Extrait du document ▸
En France, le secteur agricole est le deuxième secteur le plus émetteur après le secteur du transport
(CITEPA 2011). Sa part est plus importante qu’à l’échelle mondiale puisqu’il représente 21 % des
émissions nationales (soit 105 MtCO2e sur 496 MtCO2e en 2009). Ceci s’explique par deux facteurs.
D’une part, la France est le plus gros producteur agricole d’Europe. D’autre part, le secteur électrique est
moins émetteur de gaz à effet de serre en France qu’ailleurs du fait de l’importance de l’énergie nucléaire
et hydroélectrique (respectivement 76 % et 11 % de la production d’électricité, MEEDDM 2010). Par
ailleurs, le secteur forestier s’avère non émetteur en étant un puits net de carbone en France avec 80
MtCO2e séquestrées en 2009 (CITEPA 2011).

Objectif de l'exercice ▸
Selon l'extrait sur les émissions agricoles en France, pourquoi la part de l'agriculture dans les émissions nationales est-elle plus importante qu'à l'échelle mondiale ? Répondez en une à trois phrases. Les items présentés plus bas ne sont pas nécessaires.

Items de données ▸
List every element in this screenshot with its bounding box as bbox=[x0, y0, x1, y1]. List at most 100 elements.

==

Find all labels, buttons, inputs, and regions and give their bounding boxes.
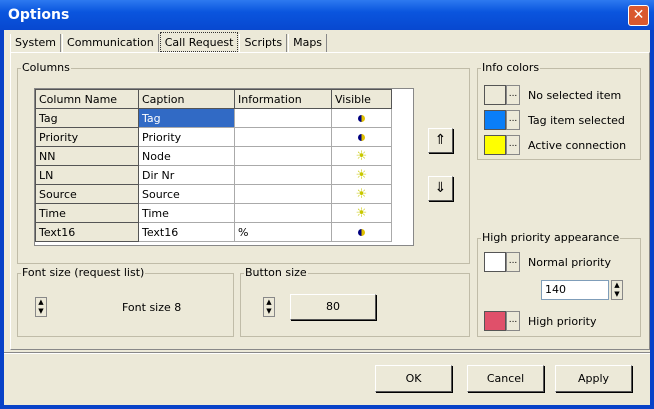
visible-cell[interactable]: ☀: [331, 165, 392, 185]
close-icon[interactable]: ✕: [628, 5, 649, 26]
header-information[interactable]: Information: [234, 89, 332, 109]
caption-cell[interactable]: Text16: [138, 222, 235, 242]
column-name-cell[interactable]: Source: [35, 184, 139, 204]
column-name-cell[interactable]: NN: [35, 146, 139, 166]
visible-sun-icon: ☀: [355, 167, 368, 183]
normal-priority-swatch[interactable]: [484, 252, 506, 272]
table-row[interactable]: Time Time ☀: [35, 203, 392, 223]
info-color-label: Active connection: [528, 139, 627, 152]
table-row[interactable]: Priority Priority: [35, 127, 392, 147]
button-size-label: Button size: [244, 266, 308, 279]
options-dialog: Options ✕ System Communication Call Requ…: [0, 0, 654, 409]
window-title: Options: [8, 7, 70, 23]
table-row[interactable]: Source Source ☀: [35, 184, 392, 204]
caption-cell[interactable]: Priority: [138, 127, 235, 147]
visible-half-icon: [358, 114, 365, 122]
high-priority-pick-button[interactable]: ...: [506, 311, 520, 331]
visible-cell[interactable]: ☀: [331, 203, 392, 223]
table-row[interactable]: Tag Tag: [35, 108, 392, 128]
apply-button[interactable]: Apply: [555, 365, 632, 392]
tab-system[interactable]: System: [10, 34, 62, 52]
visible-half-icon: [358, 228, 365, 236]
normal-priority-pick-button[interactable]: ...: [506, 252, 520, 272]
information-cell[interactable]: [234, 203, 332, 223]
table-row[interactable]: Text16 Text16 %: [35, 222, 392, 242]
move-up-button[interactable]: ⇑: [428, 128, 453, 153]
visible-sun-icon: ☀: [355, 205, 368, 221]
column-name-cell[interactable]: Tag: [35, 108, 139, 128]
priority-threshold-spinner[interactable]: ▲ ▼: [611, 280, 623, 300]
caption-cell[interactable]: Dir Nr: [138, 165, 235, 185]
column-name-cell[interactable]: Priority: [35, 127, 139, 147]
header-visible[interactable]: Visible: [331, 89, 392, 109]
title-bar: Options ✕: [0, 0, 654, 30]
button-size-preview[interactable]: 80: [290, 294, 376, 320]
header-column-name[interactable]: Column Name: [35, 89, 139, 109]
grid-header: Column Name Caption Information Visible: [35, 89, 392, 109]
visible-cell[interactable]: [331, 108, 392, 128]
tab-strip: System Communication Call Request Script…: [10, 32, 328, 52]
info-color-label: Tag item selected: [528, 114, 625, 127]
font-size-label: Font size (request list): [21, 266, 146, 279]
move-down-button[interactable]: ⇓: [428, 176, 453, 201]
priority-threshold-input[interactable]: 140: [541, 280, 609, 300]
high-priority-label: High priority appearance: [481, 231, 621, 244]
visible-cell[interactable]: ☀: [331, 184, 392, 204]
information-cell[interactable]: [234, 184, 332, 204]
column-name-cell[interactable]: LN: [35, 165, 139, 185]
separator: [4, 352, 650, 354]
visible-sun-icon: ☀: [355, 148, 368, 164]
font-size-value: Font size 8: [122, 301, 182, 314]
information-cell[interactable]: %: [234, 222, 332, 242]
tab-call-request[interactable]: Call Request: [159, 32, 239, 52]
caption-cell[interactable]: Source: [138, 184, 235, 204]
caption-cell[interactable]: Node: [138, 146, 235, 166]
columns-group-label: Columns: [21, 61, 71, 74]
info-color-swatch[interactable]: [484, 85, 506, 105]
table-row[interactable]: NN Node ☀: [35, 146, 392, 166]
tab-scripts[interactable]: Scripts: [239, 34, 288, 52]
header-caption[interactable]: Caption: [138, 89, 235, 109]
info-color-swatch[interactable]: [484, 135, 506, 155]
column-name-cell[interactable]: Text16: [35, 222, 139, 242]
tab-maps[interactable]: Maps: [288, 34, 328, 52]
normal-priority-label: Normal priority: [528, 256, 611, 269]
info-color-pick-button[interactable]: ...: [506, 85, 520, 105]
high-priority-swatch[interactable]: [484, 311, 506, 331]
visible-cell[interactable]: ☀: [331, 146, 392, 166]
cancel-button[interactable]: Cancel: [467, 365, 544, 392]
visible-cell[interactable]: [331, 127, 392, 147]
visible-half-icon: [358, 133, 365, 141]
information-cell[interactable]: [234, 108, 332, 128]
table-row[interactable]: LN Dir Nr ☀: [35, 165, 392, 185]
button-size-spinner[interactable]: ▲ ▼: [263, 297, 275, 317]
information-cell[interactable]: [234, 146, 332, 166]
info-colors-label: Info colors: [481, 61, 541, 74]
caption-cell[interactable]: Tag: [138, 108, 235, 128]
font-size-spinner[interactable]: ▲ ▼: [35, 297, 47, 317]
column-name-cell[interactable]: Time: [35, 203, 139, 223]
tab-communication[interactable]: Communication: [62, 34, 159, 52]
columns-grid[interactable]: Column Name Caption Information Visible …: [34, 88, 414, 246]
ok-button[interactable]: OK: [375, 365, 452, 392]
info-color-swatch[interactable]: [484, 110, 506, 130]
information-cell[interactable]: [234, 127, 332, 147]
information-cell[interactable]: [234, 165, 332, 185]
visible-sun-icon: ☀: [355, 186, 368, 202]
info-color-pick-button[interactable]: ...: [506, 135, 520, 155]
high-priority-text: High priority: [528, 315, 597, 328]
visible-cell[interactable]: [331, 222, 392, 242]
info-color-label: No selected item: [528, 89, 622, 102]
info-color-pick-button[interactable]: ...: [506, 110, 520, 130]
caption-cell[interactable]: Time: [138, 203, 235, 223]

==

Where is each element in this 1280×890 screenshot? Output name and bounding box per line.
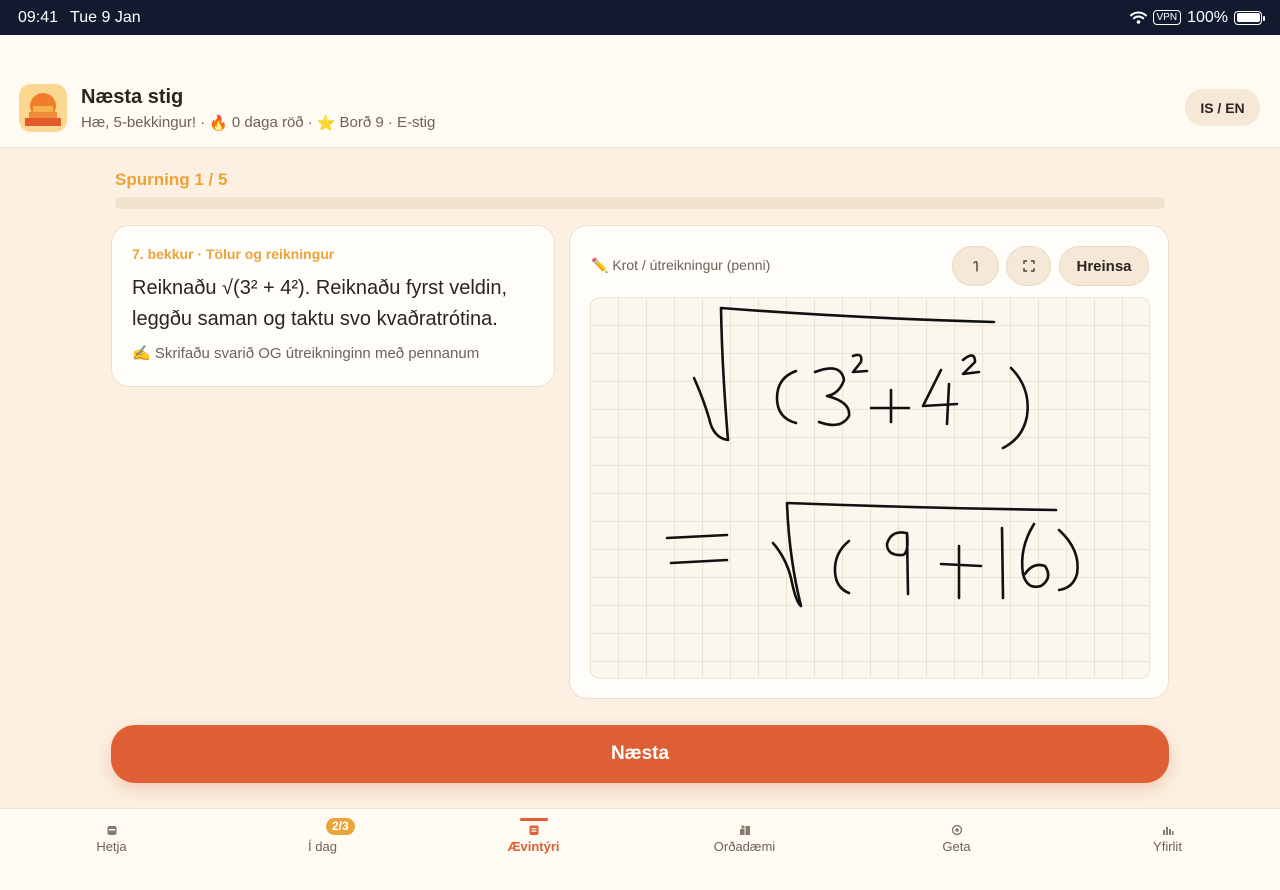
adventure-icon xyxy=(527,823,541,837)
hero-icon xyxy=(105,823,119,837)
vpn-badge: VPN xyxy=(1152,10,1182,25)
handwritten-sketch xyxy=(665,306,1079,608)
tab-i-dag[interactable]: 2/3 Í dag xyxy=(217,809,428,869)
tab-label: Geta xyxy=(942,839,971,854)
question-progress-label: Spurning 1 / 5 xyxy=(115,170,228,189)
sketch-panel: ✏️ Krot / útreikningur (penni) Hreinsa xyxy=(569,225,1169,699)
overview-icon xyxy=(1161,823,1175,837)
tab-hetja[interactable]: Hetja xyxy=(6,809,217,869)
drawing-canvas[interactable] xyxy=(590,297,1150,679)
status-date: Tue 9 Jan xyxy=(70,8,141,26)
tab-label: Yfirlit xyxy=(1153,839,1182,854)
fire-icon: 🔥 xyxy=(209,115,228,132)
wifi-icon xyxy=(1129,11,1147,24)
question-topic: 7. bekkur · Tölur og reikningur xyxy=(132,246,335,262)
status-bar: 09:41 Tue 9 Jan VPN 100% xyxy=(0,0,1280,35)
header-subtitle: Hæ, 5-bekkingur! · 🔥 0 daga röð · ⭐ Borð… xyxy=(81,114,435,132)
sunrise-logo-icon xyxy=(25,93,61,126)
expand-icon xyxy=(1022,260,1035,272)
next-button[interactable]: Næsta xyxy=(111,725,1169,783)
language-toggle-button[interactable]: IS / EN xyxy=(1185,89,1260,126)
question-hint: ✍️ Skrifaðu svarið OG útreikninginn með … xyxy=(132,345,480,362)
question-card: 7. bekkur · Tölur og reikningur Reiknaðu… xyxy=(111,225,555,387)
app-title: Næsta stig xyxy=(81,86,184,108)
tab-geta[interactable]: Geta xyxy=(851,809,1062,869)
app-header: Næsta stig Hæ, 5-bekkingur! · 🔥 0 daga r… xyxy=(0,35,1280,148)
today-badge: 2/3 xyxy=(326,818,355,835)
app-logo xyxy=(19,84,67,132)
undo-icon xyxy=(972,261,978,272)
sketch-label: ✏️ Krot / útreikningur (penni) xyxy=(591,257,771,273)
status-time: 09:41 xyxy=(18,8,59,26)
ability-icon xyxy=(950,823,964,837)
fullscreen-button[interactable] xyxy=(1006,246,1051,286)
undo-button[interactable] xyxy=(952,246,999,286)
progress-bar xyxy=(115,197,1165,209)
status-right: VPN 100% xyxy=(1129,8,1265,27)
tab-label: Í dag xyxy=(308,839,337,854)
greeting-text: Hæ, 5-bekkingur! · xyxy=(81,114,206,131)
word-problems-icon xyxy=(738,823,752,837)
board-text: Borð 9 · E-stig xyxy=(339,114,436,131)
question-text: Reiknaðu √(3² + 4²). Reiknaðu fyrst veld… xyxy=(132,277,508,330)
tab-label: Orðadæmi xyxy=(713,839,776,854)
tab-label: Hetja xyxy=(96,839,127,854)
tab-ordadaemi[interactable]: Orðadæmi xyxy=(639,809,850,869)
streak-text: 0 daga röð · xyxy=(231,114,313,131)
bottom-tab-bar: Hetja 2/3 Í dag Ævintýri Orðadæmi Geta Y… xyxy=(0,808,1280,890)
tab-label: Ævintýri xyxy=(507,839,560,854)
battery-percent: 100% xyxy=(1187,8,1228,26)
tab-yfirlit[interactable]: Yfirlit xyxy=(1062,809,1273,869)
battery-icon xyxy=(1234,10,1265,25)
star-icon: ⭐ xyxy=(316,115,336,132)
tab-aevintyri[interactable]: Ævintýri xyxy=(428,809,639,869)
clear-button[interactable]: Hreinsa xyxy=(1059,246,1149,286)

Corrigé ▸
La France est le plus gros producteur agricole d'Europe. De plus, son secteur électrique émet moins de gaz à effet de serre qu'ailleurs, car l'électricité y provient largement du nucléaire (76 %) et de l'hydroélectricité (11 %).